Task to complete → Reproduce the listing below in full and without alteration, apart from its pictures.

Supplied data →
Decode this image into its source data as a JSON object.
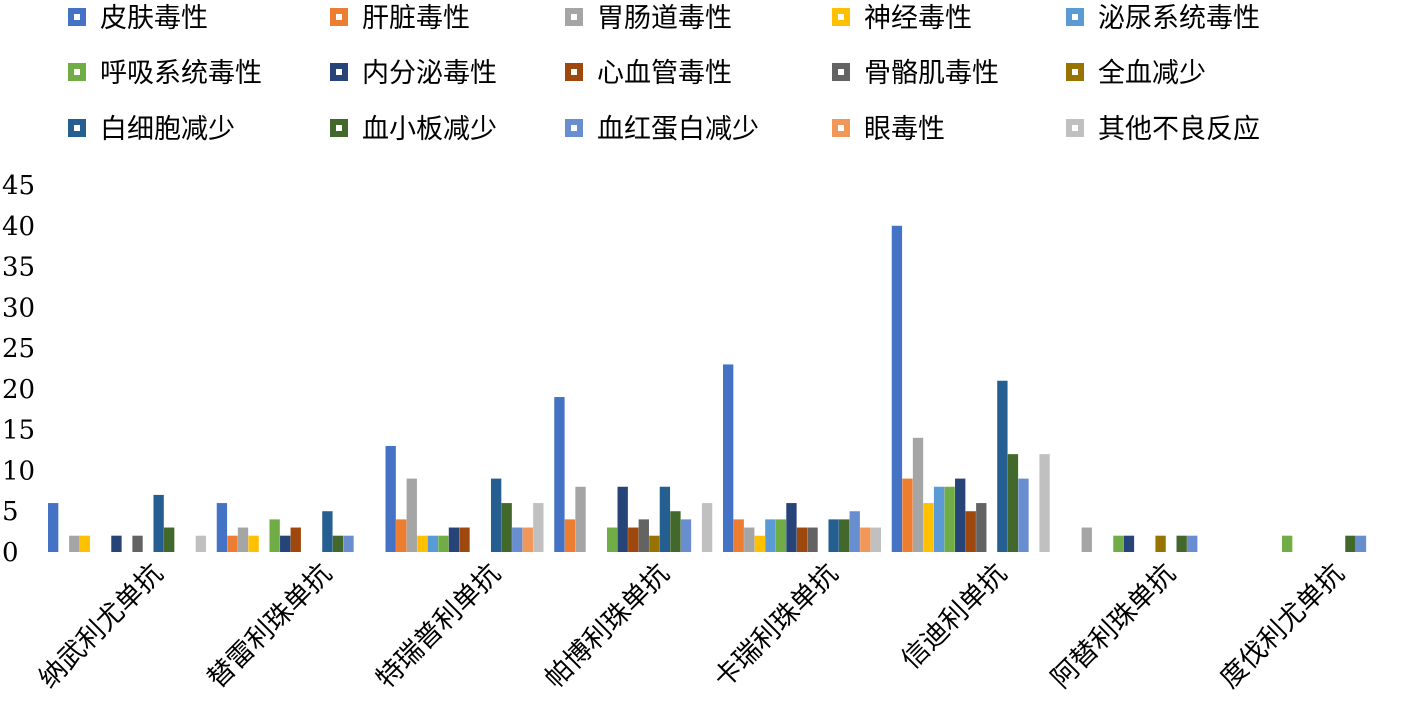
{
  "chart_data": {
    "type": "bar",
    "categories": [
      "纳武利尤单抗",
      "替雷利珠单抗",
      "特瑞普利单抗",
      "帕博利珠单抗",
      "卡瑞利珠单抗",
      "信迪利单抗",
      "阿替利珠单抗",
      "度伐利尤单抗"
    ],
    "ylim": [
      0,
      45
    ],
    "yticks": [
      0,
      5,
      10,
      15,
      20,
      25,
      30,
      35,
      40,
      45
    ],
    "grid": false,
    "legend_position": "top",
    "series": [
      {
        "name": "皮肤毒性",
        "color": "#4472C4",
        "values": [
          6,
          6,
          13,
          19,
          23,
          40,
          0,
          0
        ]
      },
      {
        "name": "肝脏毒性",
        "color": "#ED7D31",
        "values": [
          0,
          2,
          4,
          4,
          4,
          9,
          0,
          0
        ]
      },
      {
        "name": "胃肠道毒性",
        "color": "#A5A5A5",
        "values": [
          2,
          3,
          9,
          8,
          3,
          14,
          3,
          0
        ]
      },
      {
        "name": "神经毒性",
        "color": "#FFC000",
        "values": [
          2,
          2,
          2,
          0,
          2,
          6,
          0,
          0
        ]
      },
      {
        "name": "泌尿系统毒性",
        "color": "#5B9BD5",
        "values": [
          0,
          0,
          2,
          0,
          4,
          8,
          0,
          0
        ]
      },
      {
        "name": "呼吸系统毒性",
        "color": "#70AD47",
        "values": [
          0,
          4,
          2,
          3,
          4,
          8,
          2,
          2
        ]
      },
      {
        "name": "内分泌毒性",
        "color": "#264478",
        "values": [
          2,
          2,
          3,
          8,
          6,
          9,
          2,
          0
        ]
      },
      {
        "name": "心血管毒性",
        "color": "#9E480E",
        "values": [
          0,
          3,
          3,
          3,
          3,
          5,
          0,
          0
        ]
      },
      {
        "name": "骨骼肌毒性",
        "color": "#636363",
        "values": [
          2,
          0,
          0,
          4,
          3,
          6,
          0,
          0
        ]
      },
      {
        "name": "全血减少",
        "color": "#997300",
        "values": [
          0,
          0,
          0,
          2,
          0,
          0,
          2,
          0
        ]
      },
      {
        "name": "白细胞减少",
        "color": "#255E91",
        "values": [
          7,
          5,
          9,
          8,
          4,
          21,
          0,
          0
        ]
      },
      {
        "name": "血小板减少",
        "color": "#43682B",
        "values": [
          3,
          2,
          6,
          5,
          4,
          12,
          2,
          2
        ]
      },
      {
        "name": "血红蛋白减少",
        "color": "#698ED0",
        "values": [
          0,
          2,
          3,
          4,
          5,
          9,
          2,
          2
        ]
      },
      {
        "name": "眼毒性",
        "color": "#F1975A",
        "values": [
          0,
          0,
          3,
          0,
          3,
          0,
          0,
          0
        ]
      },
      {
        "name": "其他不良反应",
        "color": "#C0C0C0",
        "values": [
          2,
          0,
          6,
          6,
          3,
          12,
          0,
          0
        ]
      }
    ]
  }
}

Correct response →
Decode this image into its source data as a JSON object.
{
  "chart_data": {
    "type": "bar",
    "categories": [
      "纳武利尤单抗",
      "替雷利珠单抗",
      "特瑞普利单抗",
      "帕博利珠单抗",
      "卡瑞利珠单抗",
      "信迪利单抗",
      "阿替利珠单抗",
      "度伐利尤单抗"
    ],
    "ylim": [
      0,
      45
    ],
    "yticks": [
      0,
      5,
      10,
      15,
      20,
      25,
      30,
      35,
      40,
      45
    ],
    "grid": false,
    "legend_position": "top",
    "series": [
      {
        "name": "皮肤毒性",
        "color": "#4472C4",
        "values": [
          6,
          6,
          13,
          19,
          23,
          40,
          0,
          0
        ]
      },
      {
        "name": "肝脏毒性",
        "color": "#ED7D31",
        "values": [
          0,
          2,
          4,
          4,
          4,
          9,
          0,
          0
        ]
      },
      {
        "name": "胃肠道毒性",
        "color": "#A5A5A5",
        "values": [
          2,
          3,
          9,
          8,
          3,
          14,
          3,
          0
        ]
      },
      {
        "name": "神经毒性",
        "color": "#FFC000",
        "values": [
          2,
          2,
          2,
          0,
          2,
          6,
          0,
          0
        ]
      },
      {
        "name": "泌尿系统毒性",
        "color": "#5B9BD5",
        "values": [
          0,
          0,
          2,
          0,
          4,
          8,
          0,
          0
        ]
      },
      {
        "name": "呼吸系统毒性",
        "color": "#70AD47",
        "values": [
          0,
          4,
          2,
          3,
          4,
          8,
          2,
          2
        ]
      },
      {
        "name": "内分泌毒性",
        "color": "#264478",
        "values": [
          2,
          2,
          3,
          8,
          6,
          9,
          2,
          0
        ]
      },
      {
        "name": "心血管毒性",
        "color": "#9E480E",
        "values": [
          0,
          3,
          3,
          3,
          3,
          5,
          0,
          0
        ]
      },
      {
        "name": "骨骼肌毒性",
        "color": "#636363",
        "values": [
          2,
          0,
          0,
          4,
          3,
          6,
          0,
          0
        ]
      },
      {
        "name": "全血减少",
        "color": "#997300",
        "values": [
          0,
          0,
          0,
          2,
          0,
          0,
          2,
          0
        ]
      },
      {
        "name": "白细胞减少",
        "color": "#255E91",
        "values": [
          7,
          5,
          9,
          8,
          4,
          21,
          0,
          0
        ]
      },
      {
        "name": "血小板减少",
        "color": "#43682B",
        "values": [
          3,
          2,
          6,
          5,
          4,
          12,
          2,
          2
        ]
      },
      {
        "name": "血红蛋白减少",
        "color": "#698ED0",
        "values": [
          0,
          2,
          3,
          4,
          5,
          9,
          2,
          2
        ]
      },
      {
        "name": "眼毒性",
        "color": "#F1975A",
        "values": [
          0,
          0,
          3,
          0,
          3,
          0,
          0,
          0
        ]
      },
      {
        "name": "其他不良反应",
        "color": "#C0C0C0",
        "values": [
          2,
          0,
          6,
          6,
          3,
          12,
          0,
          0
        ]
      }
    ]
  }
}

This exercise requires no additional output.